++++ Stored rows ++++

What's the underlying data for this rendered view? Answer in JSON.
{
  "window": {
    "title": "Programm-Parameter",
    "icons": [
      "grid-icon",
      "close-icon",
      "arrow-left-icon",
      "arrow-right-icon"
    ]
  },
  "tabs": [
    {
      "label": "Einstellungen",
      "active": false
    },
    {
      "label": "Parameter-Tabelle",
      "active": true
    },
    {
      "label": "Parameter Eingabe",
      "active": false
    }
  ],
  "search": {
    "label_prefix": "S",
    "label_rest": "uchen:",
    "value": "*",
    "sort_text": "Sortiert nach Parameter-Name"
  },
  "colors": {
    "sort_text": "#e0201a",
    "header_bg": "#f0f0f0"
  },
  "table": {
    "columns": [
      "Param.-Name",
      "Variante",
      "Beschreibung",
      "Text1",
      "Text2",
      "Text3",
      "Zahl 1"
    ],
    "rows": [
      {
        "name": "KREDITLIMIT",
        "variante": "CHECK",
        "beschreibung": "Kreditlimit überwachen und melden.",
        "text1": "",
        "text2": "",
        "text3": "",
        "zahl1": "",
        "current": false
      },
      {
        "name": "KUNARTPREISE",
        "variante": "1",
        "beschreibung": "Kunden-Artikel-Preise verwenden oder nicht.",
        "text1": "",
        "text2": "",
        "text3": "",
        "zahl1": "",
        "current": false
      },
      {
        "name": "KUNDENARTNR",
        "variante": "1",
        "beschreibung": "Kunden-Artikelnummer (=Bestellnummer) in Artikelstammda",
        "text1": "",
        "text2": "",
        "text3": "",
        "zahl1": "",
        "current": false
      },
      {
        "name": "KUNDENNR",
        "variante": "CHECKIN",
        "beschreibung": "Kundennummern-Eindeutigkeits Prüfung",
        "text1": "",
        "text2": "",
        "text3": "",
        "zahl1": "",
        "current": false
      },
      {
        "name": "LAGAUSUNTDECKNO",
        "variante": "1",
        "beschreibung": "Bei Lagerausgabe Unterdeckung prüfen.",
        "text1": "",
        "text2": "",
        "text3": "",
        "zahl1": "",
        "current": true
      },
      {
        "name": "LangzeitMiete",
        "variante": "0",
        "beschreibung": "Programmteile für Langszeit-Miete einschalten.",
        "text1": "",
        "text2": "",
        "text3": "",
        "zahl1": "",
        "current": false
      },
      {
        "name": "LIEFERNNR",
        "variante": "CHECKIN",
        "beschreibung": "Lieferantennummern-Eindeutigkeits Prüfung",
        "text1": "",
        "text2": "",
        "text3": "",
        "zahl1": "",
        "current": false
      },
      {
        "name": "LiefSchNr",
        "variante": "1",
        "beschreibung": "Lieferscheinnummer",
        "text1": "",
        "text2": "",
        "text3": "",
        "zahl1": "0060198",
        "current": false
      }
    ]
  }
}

++++

# [What is expected]
Every line of the data above should be reproduced word for word.

# [Written answer]
What's the underlying data for this rendered view? Answer in JSON.
{
  "window": {
    "title": "Programm-Parameter",
    "icons": [
      "grid-icon",
      "close-icon",
      "arrow-left-icon",
      "arrow-right-icon"
    ]
  },
  "tabs": [
    {
      "label": "Einstellungen",
      "active": false
    },
    {
      "label": "Parameter-Tabelle",
      "active": true
    },
    {
      "label": "Parameter Eingabe",
      "active": false
    }
  ],
  "search": {
    "label_prefix": "S",
    "label_rest": "uchen:",
    "value": "*",
    "sort_text": "Sortiert nach Parameter-Name"
  },
  "colors": {
    "sort_text": "#e0201a",
    "header_bg": "#f0f0f0"
  },
  "table": {
    "columns": [
      "Param.-Name",
      "Variante",
      "Beschreibung",
      "Text1",
      "Text2",
      "Text3",
      "Zahl 1"
    ],
    "rows": [
      {
        "name": "KREDITLIMIT",
        "variante": "CHECK",
        "beschreibung": "Kreditlimit überwachen und melden.",
        "text1": "",
        "text2": "",
        "text3": "",
        "zahl1": "",
        "current": false
      },
      {
        "name": "KUNARTPREISE",
        "variante": "1",
        "beschreibung": "Kunden-Artikel-Preise verwenden oder nicht.",
        "text1": "",
        "text2": "",
        "text3": "",
        "zahl1": "",
        "current": false
      },
      {
        "name": "KUNDENARTNR",
        "variante": "1",
        "beschreibung": "Kunden-Artikelnummer (=Bestellnummer) in Artikelstammda",
        "text1": "",
        "text2": "",
        "text3": "",
        "zahl1": "",
        "current": false
      },
      {
        "name": "KUNDENNR",
        "variante": "CHECKIN",
        "beschreibung": "Kundennummern-Eindeutigkeits Prüfung",
        "text1": "",
        "text2": "",
        "text3": "",
        "zahl1": "",
        "current": false
      },
      {
        "name": "LAGAUSUNTDECKNO",
        "variante": "1",
        "beschreibung": "Bei Lagerausgabe Unterdeckung prüfen.",
        "text1": "",
        "text2": "",
        "text3": "",
        "zahl1": "",
        "current": true
      },
      {
        "name": "LangzeitMiete",
        "variante": "0",
        "beschreibung": "Programmteile für Langszeit-Miete einschalten.",
        "text1": "",
        "text2": "",
        "text3": "",
        "zahl1": "",
        "current": false
      },
      {
        "name": "LIEFERNNR",
        "variante": "CHECKIN",
        "beschreibung": "Lieferantennummern-Eindeutigkeits Prüfung",
        "text1": "",
        "text2": "",
        "text3": "",
        "zahl1": "",
        "current": false
      },
      {
        "name": "LiefSchNr",
        "variante": "1",
        "beschreibung": "Lieferscheinnummer",
        "text1": "",
        "text2": "",
        "text3": "",
        "zahl1": "0060198",
        "current": false
      }
    ]
  }
}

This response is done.